• What you need to do
For the records below, give the count of lines holding the word "online" and nothing more.

——

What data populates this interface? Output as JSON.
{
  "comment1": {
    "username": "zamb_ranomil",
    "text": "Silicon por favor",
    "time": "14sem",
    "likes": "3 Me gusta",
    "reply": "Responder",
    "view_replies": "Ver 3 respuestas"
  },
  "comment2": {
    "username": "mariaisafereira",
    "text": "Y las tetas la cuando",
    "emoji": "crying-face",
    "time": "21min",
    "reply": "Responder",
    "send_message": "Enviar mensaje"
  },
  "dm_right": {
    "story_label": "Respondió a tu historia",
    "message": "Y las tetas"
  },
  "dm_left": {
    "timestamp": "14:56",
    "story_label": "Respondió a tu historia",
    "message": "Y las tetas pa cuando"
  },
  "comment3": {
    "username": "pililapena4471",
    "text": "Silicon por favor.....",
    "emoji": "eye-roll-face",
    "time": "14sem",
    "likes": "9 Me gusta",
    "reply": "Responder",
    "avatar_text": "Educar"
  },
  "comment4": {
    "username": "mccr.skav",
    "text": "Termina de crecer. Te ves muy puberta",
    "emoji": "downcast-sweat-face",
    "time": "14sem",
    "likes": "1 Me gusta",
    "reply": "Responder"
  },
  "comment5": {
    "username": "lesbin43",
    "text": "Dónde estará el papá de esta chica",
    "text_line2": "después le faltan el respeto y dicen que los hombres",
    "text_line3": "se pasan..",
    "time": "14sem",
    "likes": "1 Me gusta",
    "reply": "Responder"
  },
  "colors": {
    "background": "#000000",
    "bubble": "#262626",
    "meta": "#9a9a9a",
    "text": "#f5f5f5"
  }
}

——

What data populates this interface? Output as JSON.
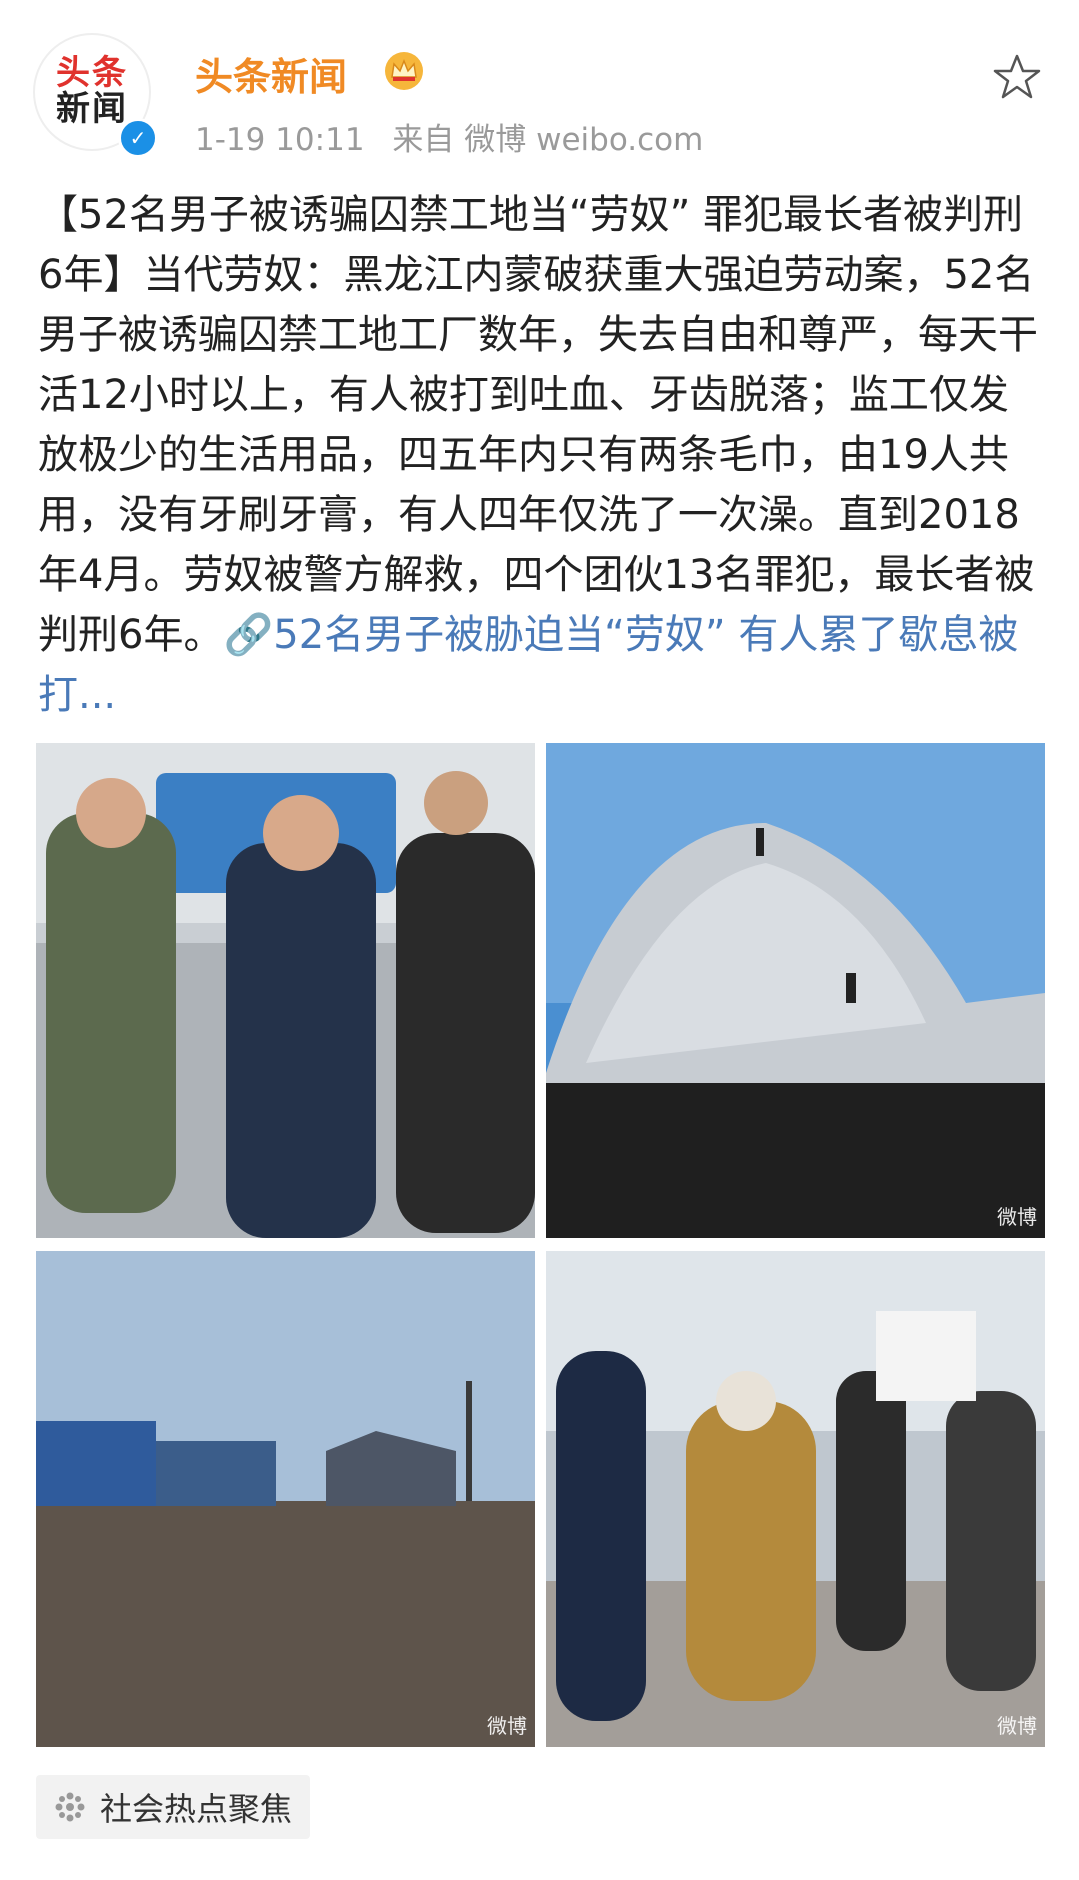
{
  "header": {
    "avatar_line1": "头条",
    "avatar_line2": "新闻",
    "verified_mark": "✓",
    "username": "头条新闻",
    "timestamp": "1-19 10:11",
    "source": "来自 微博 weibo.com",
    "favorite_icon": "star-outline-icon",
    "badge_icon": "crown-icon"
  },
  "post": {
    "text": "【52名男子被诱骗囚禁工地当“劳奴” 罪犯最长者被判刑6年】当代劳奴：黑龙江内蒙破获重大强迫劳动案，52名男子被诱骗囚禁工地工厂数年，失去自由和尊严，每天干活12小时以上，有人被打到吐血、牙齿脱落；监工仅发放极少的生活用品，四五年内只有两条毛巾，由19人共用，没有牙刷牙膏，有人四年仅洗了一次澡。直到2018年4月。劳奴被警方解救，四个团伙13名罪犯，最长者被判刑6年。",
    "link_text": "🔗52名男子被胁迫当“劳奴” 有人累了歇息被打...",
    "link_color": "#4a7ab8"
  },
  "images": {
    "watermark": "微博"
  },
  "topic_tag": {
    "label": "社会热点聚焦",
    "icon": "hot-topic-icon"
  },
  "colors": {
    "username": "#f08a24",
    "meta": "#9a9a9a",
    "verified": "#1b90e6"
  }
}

——

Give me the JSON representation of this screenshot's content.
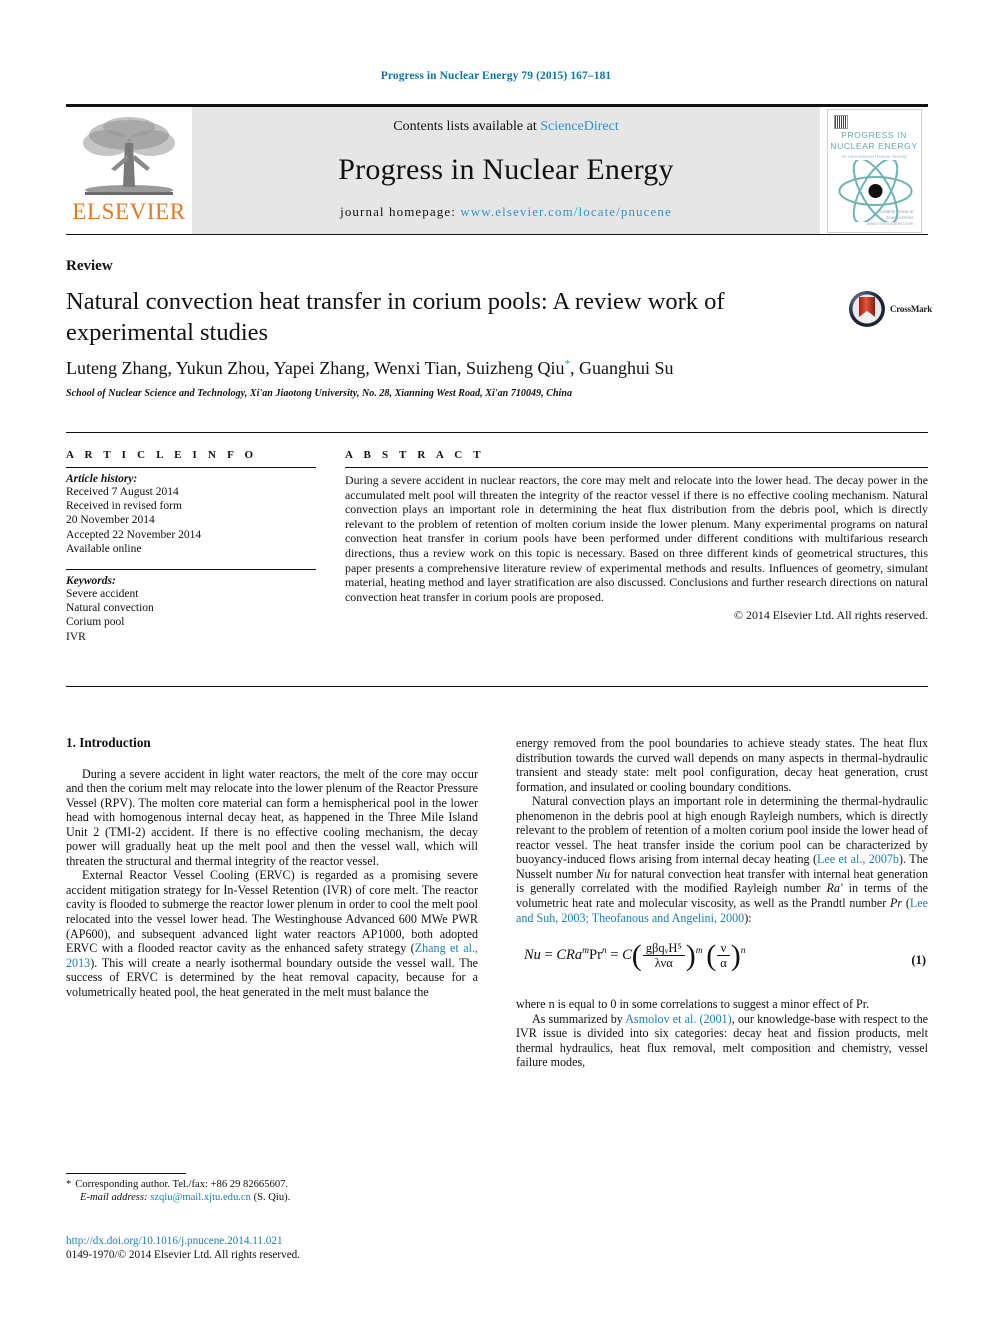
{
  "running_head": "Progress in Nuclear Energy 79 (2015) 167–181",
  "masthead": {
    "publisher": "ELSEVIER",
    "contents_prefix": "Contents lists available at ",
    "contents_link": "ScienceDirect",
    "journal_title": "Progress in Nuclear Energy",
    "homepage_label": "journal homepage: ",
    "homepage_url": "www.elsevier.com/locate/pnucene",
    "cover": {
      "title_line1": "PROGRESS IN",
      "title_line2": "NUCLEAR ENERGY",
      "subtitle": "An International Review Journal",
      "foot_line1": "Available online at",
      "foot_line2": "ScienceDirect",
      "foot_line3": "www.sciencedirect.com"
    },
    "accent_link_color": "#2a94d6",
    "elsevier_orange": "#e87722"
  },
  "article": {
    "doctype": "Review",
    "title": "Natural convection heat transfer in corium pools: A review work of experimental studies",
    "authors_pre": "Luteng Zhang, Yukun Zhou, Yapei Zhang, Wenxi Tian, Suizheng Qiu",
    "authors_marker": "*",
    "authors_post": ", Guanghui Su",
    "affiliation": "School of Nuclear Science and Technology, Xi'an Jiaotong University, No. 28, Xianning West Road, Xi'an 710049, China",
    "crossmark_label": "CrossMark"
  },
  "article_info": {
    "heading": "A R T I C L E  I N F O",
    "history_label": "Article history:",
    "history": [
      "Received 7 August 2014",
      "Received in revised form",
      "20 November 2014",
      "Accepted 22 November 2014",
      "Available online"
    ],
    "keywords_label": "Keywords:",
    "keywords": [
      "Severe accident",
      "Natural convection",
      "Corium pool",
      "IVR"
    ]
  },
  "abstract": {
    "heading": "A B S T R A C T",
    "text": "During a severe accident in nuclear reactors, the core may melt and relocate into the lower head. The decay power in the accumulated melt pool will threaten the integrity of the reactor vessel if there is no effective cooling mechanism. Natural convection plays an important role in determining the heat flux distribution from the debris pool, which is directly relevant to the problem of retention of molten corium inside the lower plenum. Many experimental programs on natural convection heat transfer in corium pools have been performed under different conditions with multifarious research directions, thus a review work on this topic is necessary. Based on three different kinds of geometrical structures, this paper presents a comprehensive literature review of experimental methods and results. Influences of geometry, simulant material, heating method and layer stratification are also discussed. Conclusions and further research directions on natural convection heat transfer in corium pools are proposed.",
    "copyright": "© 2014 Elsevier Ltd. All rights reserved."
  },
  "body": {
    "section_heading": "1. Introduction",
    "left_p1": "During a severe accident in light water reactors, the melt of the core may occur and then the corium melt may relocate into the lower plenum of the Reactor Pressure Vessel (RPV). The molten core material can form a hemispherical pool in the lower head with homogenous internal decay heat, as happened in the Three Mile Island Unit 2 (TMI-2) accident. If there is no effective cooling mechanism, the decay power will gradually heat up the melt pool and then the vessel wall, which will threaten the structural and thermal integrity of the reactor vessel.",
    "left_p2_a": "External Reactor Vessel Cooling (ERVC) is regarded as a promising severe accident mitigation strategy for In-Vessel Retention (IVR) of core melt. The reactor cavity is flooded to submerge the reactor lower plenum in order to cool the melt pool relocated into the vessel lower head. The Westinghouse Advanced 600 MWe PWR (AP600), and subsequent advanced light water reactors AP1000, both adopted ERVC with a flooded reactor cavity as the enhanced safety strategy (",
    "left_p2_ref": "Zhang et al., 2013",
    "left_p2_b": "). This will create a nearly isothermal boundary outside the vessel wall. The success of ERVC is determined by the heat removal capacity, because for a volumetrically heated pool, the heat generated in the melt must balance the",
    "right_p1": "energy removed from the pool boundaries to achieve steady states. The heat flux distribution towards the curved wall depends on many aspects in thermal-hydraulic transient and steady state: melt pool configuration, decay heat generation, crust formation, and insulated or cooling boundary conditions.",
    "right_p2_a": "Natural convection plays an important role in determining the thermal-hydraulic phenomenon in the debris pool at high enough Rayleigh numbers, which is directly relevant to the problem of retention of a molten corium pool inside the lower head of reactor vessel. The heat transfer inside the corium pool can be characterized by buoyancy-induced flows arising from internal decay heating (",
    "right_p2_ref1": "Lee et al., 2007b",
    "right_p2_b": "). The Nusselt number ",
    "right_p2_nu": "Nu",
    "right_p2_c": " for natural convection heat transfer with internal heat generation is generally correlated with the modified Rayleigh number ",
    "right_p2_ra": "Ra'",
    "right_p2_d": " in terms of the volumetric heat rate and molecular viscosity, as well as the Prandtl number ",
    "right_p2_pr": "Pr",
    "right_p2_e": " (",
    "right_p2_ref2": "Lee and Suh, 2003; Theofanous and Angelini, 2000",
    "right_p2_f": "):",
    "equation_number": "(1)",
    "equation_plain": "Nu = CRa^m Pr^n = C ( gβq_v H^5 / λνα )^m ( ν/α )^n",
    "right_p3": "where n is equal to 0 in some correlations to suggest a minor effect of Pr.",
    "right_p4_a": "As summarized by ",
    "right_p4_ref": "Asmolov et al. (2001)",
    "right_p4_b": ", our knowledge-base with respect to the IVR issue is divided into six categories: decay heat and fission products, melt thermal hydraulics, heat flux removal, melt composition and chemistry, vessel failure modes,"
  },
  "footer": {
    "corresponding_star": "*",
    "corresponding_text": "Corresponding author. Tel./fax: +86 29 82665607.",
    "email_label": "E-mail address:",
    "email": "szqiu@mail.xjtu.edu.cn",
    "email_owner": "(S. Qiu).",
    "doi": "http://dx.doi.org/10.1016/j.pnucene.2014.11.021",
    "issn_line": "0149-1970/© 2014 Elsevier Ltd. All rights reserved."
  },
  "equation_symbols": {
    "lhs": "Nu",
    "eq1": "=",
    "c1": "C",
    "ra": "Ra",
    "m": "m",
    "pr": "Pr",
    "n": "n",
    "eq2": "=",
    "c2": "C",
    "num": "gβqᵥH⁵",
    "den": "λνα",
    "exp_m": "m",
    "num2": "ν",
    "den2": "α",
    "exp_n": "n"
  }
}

——

• Final result
2